>> start INPUT FOR THIS TASK
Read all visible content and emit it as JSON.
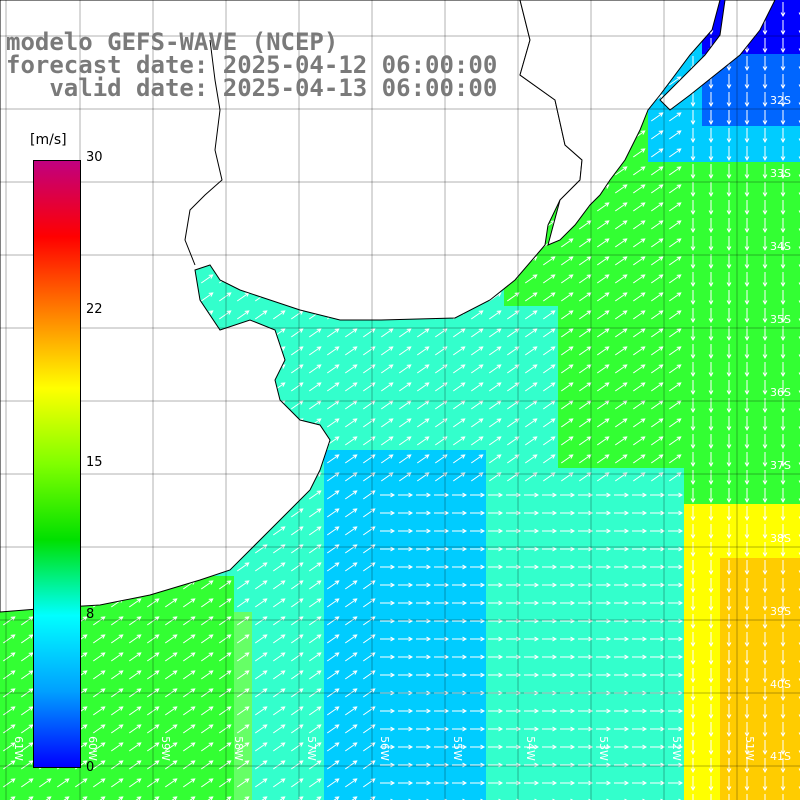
{
  "title": {
    "line1": "modelo GEFS-WAVE (NCEP)",
    "line2": "forecast date: 2025-04-12 06:00:00",
    "line3": "   valid date: 2025-04-13 06:00:00"
  },
  "colorbar": {
    "unit": "[m/s]",
    "ticks": [
      "30",
      "22",
      "15",
      "8",
      "0"
    ],
    "tick_values": [
      30,
      22,
      15,
      8,
      0
    ],
    "colors": [
      "#0000ff",
      "#00a0ff",
      "#00ffff",
      "#00e000",
      "#80ff00",
      "#ffff00",
      "#ff8000",
      "#ff0000",
      "#c00080"
    ]
  },
  "map": {
    "lat_labels": [
      "32S",
      "33S",
      "34S",
      "35S",
      "36S",
      "37S",
      "38S",
      "39S",
      "40S",
      "41S"
    ],
    "lon_labels": [
      "61W",
      "60W",
      "59W",
      "58W",
      "57W",
      "56W",
      "55W",
      "54W",
      "53W",
      "52W",
      "51W"
    ],
    "field_colors": {
      "green": "#33ff33",
      "light_green": "#66ff66",
      "cyan": "#33ffcc",
      "light_blue": "#00ccff",
      "blue": "#0066ff",
      "dark_blue": "#0000ff",
      "yellow": "#ffff00",
      "orange_yellow": "#ffcc00"
    },
    "arrow_color": "#ffffff",
    "coast_color": "#000000",
    "grid_color": "#000000"
  }
}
>> end INPUT FOR THIS TASK
Each record above should be copied character for character, with pictures dropped.

= SOLUTION FOR THIS TASK =
Read all visible content and emit it as JSON.
{
  "title": {
    "line1": "modelo GEFS-WAVE (NCEP)",
    "line2": "forecast date: 2025-04-12 06:00:00",
    "line3": "   valid date: 2025-04-13 06:00:00"
  },
  "colorbar": {
    "unit": "[m/s]",
    "ticks": [
      "30",
      "22",
      "15",
      "8",
      "0"
    ],
    "tick_values": [
      30,
      22,
      15,
      8,
      0
    ],
    "colors": [
      "#0000ff",
      "#00a0ff",
      "#00ffff",
      "#00e000",
      "#80ff00",
      "#ffff00",
      "#ff8000",
      "#ff0000",
      "#c00080"
    ]
  },
  "map": {
    "lat_labels": [
      "32S",
      "33S",
      "34S",
      "35S",
      "36S",
      "37S",
      "38S",
      "39S",
      "40S",
      "41S"
    ],
    "lon_labels": [
      "61W",
      "60W",
      "59W",
      "58W",
      "57W",
      "56W",
      "55W",
      "54W",
      "53W",
      "52W",
      "51W"
    ],
    "field_colors": {
      "green": "#33ff33",
      "light_green": "#66ff66",
      "cyan": "#33ffcc",
      "light_blue": "#00ccff",
      "blue": "#0066ff",
      "dark_blue": "#0000ff",
      "yellow": "#ffff00",
      "orange_yellow": "#ffcc00"
    },
    "arrow_color": "#ffffff",
    "coast_color": "#000000",
    "grid_color": "#000000"
  }
}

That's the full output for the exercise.